Task brief: Transcribe all records verbatim.

Working data:
☆ ☆ ☆ ☆ ☆

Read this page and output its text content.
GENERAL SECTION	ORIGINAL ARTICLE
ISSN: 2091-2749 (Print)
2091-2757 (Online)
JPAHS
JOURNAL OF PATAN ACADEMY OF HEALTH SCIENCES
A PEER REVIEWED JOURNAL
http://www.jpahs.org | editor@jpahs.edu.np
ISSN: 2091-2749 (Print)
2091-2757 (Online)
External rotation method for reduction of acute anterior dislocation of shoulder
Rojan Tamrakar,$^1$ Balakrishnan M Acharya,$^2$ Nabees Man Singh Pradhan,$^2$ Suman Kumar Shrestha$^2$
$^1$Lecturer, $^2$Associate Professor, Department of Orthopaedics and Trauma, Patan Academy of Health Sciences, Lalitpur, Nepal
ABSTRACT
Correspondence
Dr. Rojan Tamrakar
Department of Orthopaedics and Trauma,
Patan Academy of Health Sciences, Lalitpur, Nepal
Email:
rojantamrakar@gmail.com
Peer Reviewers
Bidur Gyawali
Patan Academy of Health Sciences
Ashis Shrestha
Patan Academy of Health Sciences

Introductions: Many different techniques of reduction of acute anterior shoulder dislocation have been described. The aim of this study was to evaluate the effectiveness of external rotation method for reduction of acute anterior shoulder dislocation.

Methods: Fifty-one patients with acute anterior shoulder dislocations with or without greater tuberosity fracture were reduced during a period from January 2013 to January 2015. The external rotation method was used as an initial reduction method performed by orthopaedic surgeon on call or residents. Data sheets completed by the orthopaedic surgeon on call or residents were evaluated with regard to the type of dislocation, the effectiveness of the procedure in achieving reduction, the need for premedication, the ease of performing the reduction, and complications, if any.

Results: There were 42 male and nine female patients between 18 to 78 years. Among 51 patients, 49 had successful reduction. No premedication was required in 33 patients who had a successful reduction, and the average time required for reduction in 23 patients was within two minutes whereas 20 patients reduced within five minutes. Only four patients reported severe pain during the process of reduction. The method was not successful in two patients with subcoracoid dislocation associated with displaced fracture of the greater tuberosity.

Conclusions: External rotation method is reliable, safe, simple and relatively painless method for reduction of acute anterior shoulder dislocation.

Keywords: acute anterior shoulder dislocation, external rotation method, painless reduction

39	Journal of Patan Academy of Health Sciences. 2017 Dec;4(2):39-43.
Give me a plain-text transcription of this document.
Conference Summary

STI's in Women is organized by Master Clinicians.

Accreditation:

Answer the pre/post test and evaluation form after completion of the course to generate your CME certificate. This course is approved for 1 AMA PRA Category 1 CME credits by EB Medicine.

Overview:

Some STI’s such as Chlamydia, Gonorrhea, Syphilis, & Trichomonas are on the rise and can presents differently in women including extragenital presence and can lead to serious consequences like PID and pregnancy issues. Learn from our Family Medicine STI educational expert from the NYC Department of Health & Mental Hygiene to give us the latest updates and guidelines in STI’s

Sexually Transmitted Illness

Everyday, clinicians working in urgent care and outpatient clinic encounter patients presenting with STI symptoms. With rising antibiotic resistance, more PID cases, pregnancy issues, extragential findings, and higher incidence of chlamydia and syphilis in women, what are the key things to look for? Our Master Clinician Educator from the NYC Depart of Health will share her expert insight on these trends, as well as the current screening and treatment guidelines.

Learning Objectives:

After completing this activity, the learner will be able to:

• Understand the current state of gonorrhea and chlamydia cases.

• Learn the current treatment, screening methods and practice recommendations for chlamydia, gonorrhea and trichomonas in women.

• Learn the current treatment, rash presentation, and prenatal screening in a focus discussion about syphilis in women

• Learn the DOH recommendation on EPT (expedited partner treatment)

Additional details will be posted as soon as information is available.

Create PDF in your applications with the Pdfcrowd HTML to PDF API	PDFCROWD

☆ ☆ ☆ ☆ ☆

Response:
Read this page and output its text content.
GENERAL SECTION	ORIGINAL ARTICLE
ISSN: 2091-2749 (Print)
2091-2757 (Online)
JPAHS
JOURNAL OF PATAN ACADEMY OF HEALTH SCIENCES
A PEER REVIEWED JOURNAL
http://www.jpahs.org | editor@jpahs.edu.np
ISSN: 2091-2749 (Print)
2091-2757 (Online)
External rotation method for reduction of acute anterior dislocation of shoulder
Rojan Tamrakar,$^1$ Balakrishnan M Acharya,$^2$ Nabees Man Singh Pradhan,$^2$ Suman Kumar Shrestha$^2$
$^1$Lecturer, $^2$Associate Professor, Department of Orthopaedics and Trauma, Patan Academy of Health Sciences, Lalitpur, Nepal
ABSTRACT
Correspondence
Dr. Rojan Tamrakar
Department of Orthopaedics and Trauma,
Patan Academy of Health Sciences, Lalitpur, Nepal
Email:
rojantamrakar@gmail.com
Peer Reviewers
Bidur Gyawali
Patan Academy of Health Sciences
Ashis Shrestha
Patan Academy of Health Sciences

Introductions: Many different techniques of reduction of acute anterior shoulder dislocation have been described. The aim of this study was to evaluate the effectiveness of external rotation method for reduction of acute anterior shoulder dislocation.

Methods: Fifty-one patients with acute anterior shoulder dislocations with or without greater tuberosity fracture were reduced during a period from January 2013 to January 2015. The external rotation method was used as an initial reduction method performed by orthopaedic surgeon on call or residents. Data sheets completed by the orthopaedic surgeon on call or residents were evaluated with regard to the type of dislocation, the effectiveness of the procedure in achieving reduction, the need for premedication, the ease of performing the reduction, and complications, if any.

Results: There were 42 male and nine female patients between 18 to 78 years. Among 51 patients, 49 had successful reduction. No premedication was required in 33 patients who had a successful reduction, and the average time required for reduction in 23 patients was within two minutes whereas 20 patients reduced within five minutes. Only four patients reported severe pain during the process of reduction. The method was not successful in two patients with subcoracoid dislocation associated with displaced fracture of the greater tuberosity.

Conclusions: External rotation method is reliable, safe, simple and relatively painless method for reduction of acute anterior shoulder dislocation.

Keywords: acute anterior shoulder dislocation, external rotation method, painless reduction

39	Journal of Patan Academy of Health Sciences. 2017 Dec;4(2):39-43.
Give me a plain-text transcription of this document.
Conference Summary

STI's in Women is organized by Master Clinicians.

Accreditation:

Answer the pre/post test and evaluation form after completion of the course to generate your CME certificate. This course is approved for 1 AMA PRA Category 1 CME credits by EB Medicine.

Overview:

Some STI’s such as Chlamydia, Gonorrhea, Syphilis, & Trichomonas are on the rise and can presents differently in women including extragenital presence and can lead to serious consequences like PID and pregnancy issues. Learn from our Family Medicine STI educational expert from the NYC Department of Health & Mental Hygiene to give us the latest updates and guidelines in STI’s

Sexually Transmitted Illness

Everyday, clinicians working in urgent care and outpatient clinic encounter patients presenting with STI symptoms. With rising antibiotic resistance, more PID cases, pregnancy issues, extragential findings, and higher incidence of chlamydia and syphilis in women, what are the key things to look for? Our Master Clinician Educator from the NYC Depart of Health will share her expert insight on these trends, as well as the current screening and treatment guidelines.

Learning Objectives:

After completing this activity, the learner will be able to:

• Understand the current state of gonorrhea and chlamydia cases.

• Learn the current treatment, screening methods and practice recommendations for chlamydia, gonorrhea and trichomonas in women.

• Learn the current treatment, rash presentation, and prenatal screening in a focus discussion about syphilis in women

• Learn the DOH recommendation on EPT (expedited partner treatment)

Additional details will be posted as soon as information is available.

Create PDF in your applications with the Pdfcrowd HTML to PDF API	PDFCROWD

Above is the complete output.